For each line in the data below that holds "months", return a copy.

::: Dataset records :::

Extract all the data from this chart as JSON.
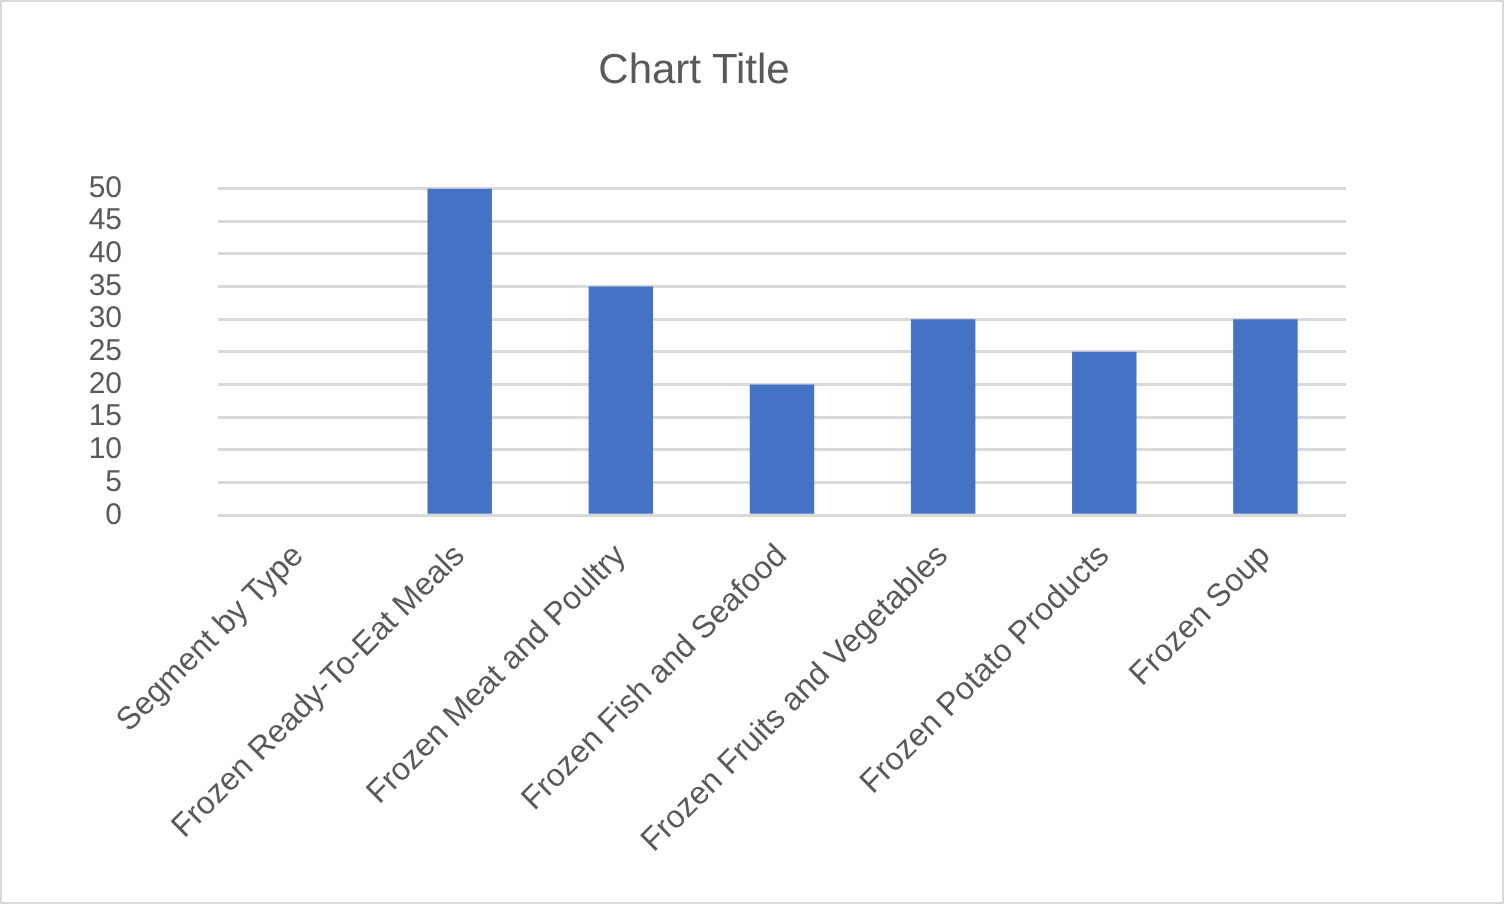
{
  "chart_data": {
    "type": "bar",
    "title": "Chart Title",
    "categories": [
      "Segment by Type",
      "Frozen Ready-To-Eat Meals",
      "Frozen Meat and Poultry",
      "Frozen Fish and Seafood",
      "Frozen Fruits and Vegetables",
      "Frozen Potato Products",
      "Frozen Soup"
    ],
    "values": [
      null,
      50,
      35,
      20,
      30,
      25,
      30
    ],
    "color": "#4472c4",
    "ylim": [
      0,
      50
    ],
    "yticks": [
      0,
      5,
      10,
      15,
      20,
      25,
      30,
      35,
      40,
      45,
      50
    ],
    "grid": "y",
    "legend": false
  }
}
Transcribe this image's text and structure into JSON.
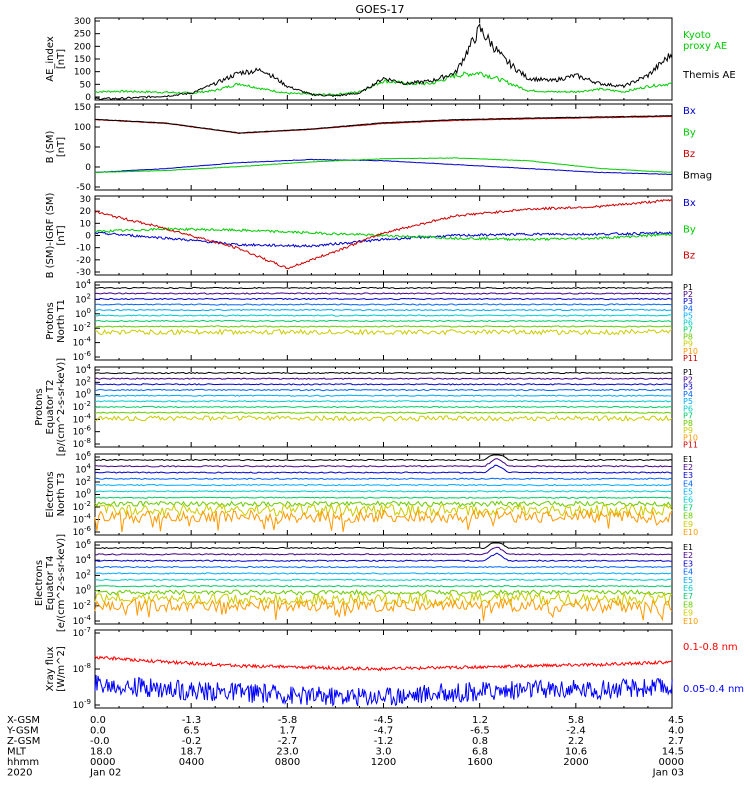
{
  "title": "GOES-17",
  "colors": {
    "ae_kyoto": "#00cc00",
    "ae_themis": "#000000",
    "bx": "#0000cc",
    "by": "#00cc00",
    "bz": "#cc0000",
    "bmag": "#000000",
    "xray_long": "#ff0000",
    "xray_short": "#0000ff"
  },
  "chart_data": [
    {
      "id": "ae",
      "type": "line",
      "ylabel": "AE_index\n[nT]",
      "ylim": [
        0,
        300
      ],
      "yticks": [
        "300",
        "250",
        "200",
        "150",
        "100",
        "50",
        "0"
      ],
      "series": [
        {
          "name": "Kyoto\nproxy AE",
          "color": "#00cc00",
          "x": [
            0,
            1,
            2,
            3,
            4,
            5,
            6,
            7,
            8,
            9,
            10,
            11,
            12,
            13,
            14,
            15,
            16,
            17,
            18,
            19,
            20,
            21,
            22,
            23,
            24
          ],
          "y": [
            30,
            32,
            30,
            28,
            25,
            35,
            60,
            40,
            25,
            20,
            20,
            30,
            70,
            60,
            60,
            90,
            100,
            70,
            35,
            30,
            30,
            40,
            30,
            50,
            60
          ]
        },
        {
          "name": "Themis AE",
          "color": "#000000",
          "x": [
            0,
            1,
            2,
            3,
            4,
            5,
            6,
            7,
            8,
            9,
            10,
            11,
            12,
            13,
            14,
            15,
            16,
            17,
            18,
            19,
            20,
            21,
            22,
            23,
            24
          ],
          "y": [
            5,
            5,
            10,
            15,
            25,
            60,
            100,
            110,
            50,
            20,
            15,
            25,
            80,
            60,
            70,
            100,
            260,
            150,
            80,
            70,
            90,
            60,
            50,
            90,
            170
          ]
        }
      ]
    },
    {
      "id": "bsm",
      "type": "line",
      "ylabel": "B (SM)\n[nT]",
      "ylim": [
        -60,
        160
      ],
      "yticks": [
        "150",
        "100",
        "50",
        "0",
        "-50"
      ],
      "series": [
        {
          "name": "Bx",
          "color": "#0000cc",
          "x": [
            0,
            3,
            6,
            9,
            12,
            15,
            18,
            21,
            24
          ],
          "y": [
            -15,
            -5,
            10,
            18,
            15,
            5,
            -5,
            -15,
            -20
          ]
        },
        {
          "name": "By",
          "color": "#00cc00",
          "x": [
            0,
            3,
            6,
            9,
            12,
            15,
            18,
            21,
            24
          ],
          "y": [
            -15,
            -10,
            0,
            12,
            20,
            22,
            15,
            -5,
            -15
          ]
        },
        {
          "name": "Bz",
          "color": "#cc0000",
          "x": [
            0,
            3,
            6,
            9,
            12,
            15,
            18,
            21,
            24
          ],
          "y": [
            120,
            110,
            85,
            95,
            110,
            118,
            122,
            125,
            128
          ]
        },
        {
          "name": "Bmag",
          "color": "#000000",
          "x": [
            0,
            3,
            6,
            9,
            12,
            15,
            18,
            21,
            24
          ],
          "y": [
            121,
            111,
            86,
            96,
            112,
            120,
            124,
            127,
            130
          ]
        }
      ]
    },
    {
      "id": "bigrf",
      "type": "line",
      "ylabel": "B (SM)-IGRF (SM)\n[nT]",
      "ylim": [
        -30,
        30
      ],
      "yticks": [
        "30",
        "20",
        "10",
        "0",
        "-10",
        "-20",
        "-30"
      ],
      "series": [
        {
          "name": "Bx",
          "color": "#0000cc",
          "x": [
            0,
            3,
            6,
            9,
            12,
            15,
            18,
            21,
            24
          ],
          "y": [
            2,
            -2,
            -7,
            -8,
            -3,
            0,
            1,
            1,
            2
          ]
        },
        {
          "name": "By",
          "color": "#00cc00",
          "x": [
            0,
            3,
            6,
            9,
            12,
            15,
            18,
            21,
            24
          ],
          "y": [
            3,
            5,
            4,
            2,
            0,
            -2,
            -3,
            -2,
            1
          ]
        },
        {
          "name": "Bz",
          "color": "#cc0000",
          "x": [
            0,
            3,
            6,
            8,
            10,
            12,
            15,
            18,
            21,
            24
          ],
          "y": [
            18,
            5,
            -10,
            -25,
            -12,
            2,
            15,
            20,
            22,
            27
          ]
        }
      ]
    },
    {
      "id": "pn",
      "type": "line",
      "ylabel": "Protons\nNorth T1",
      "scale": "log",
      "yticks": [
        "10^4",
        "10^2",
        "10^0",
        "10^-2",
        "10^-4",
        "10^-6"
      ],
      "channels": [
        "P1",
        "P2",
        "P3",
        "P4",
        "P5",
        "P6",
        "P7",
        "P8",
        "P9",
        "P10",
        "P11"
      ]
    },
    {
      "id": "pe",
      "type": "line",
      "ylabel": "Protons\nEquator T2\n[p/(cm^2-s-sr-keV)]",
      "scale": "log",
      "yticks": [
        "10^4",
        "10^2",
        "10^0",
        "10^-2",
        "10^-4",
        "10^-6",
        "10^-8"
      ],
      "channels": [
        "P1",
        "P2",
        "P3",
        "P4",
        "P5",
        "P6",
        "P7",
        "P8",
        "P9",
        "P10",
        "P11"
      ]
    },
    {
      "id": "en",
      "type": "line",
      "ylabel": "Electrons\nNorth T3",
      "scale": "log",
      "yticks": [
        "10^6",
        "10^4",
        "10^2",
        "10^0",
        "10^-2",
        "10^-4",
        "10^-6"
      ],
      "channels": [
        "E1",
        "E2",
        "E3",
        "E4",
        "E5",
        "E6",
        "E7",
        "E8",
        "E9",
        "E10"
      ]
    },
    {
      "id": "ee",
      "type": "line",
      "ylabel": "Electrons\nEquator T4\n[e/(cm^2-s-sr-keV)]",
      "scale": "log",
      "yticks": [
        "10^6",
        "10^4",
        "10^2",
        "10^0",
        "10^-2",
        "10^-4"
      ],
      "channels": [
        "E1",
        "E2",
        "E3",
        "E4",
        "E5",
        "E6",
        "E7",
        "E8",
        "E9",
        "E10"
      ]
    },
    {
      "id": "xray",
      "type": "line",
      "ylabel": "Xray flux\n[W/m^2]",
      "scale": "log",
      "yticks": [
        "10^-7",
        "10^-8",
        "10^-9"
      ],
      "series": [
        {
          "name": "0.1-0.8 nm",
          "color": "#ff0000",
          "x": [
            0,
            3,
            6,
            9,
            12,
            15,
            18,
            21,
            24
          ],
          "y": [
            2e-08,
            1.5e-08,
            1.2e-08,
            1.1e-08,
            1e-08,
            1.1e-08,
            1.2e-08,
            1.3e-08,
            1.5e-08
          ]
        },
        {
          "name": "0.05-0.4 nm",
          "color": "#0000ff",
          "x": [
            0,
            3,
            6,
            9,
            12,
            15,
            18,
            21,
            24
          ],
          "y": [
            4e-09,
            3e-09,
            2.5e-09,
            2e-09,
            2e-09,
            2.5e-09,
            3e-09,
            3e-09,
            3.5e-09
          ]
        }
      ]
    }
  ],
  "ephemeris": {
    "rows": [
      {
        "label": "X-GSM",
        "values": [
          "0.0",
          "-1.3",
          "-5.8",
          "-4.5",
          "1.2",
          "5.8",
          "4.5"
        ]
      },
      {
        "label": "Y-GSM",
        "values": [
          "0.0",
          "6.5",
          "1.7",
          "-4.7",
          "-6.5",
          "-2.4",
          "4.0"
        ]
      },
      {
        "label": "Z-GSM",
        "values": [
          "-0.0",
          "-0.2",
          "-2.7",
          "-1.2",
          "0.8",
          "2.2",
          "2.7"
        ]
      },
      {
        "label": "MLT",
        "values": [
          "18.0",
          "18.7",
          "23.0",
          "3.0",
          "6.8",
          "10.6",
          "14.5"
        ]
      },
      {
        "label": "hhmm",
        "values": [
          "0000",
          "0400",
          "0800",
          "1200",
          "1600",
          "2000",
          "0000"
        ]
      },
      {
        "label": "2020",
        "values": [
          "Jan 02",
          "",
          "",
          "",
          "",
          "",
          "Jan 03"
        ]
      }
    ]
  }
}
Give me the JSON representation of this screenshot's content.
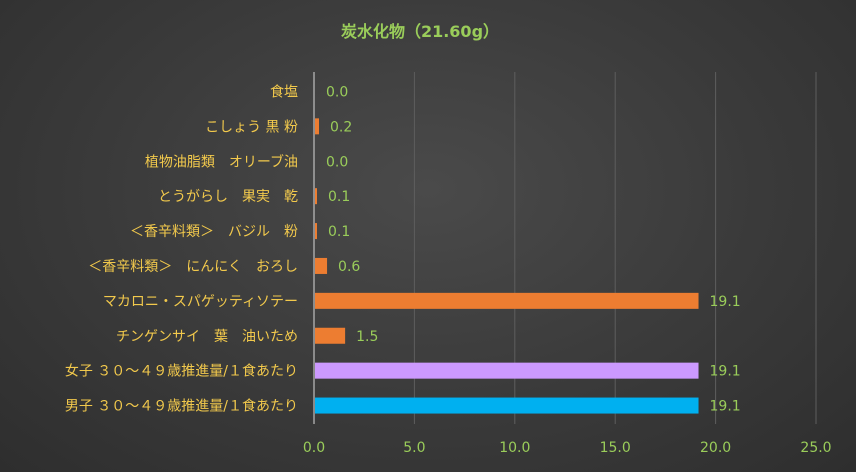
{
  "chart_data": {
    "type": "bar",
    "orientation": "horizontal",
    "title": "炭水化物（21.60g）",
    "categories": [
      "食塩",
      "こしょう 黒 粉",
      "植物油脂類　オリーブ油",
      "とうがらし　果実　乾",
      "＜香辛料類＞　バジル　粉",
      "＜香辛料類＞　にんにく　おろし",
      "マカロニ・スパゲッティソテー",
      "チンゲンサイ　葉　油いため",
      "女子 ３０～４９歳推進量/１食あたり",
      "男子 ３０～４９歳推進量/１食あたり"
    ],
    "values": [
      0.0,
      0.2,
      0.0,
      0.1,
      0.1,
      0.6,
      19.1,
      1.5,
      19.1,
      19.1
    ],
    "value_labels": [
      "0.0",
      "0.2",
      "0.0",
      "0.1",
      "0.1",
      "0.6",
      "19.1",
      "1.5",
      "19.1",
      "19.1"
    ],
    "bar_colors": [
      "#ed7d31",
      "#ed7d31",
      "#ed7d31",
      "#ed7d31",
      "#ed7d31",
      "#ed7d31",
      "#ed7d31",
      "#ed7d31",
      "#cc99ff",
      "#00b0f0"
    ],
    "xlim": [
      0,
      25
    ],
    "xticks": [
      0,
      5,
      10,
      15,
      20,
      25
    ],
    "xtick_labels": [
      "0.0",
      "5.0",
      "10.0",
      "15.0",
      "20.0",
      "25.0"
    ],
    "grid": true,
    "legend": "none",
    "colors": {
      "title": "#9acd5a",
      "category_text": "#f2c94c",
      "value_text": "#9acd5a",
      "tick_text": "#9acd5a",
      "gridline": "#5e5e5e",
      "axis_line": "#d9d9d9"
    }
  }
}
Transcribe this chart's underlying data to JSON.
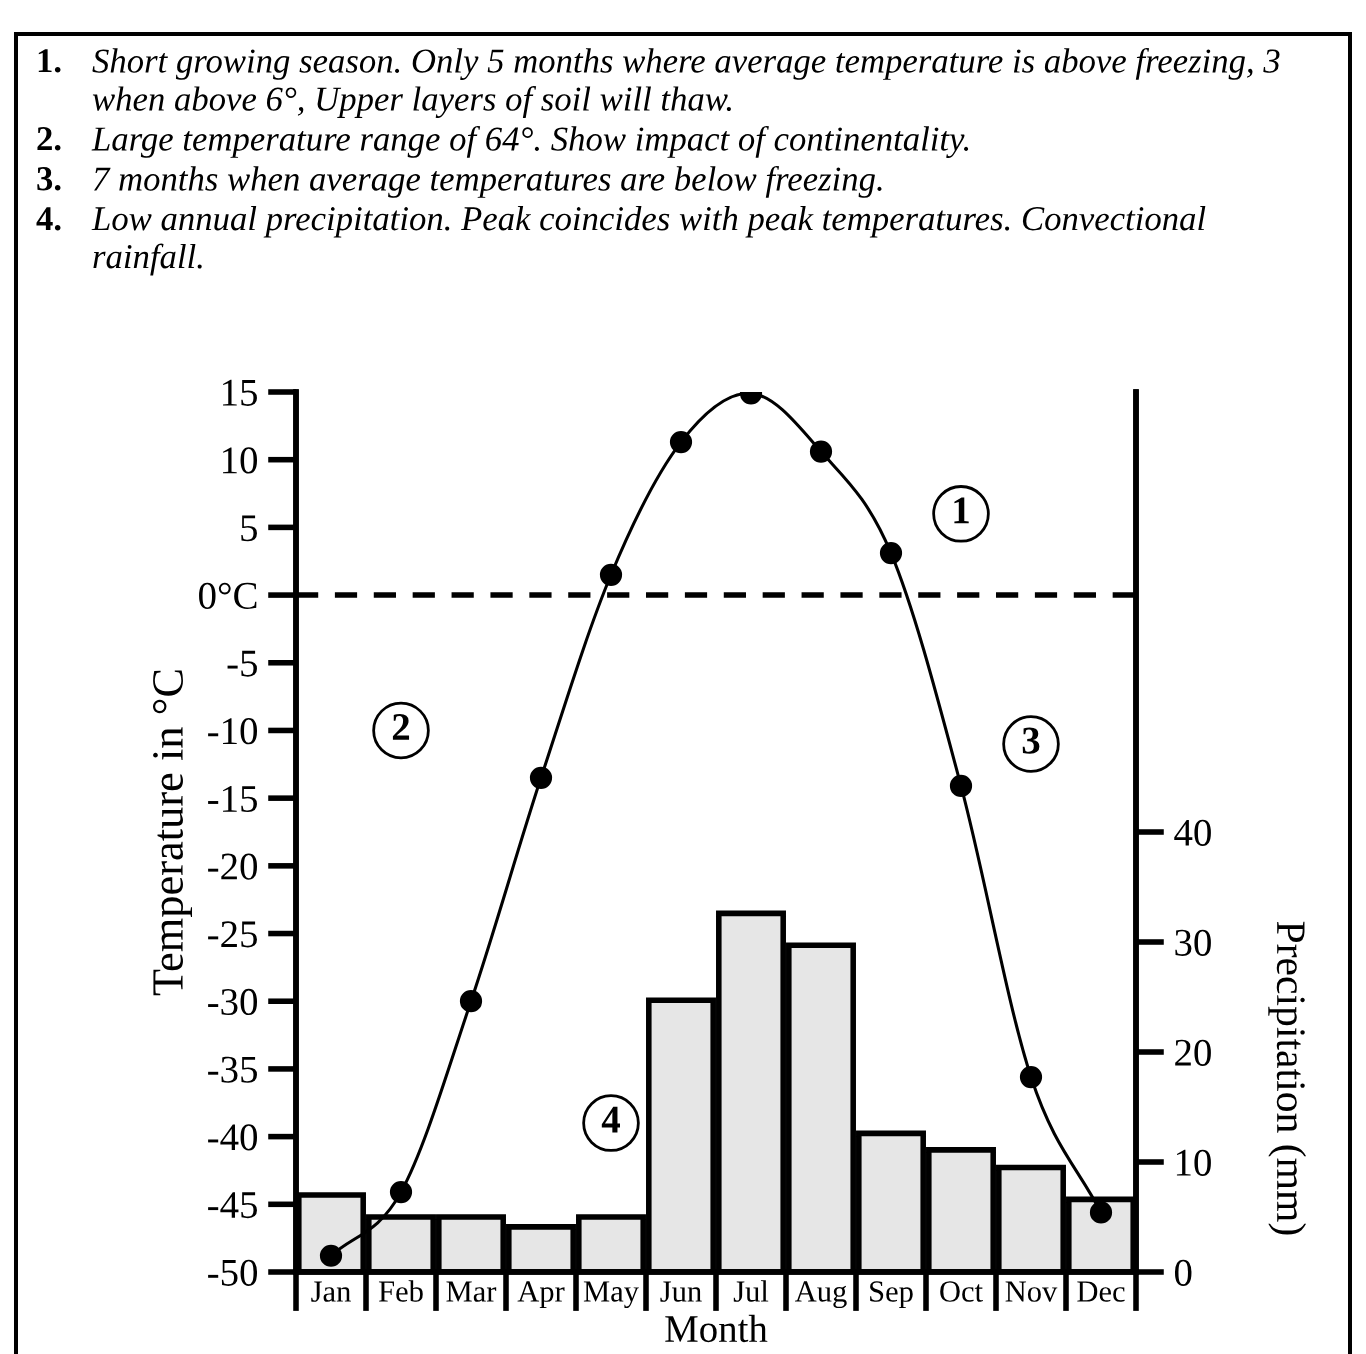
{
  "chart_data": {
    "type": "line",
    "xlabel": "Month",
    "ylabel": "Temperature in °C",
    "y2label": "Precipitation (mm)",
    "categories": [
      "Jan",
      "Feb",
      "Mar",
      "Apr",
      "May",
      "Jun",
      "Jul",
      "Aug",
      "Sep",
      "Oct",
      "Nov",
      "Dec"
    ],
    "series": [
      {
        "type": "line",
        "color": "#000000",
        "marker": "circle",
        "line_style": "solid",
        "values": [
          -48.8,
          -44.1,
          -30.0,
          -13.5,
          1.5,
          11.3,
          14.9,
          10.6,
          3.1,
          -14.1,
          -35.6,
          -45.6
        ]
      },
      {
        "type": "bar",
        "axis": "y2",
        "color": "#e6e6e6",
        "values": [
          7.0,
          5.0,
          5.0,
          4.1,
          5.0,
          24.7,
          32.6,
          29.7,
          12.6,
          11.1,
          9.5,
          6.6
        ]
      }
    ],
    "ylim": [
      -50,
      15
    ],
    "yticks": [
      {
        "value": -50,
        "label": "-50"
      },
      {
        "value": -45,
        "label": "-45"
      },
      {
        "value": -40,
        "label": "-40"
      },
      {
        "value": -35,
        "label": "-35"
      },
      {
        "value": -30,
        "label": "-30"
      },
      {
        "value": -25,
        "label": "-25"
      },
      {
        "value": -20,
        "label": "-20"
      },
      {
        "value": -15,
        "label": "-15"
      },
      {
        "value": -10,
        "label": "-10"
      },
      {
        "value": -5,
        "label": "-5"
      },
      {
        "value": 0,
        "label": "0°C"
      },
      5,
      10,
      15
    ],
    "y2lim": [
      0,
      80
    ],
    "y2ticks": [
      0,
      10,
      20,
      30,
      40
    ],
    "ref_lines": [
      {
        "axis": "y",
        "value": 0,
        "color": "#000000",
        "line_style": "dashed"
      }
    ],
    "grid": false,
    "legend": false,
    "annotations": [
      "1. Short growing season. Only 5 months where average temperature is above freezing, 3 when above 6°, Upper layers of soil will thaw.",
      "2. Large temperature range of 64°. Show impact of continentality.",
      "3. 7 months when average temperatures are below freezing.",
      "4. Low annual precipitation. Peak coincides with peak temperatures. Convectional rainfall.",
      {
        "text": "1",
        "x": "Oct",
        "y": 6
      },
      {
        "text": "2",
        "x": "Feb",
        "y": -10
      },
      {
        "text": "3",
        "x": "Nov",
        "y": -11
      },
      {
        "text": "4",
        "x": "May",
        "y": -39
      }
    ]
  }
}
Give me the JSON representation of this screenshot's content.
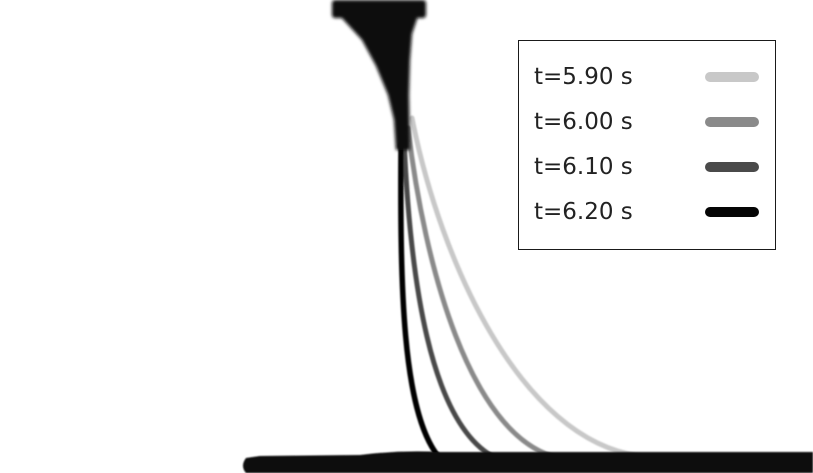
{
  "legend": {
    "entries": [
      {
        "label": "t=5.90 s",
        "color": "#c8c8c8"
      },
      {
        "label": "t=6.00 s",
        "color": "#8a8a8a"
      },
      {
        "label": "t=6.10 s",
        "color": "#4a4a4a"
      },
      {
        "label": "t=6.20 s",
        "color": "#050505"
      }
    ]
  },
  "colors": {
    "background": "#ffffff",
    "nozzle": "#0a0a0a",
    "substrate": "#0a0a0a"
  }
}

:::

Response to this exercise:
      "1. Short growing season. Only 5 months where average temperature is above freezing, 3 when above 6°, Upper layers of soil will thaw.",
      "3. 7 months when average temperatures are below freezing.",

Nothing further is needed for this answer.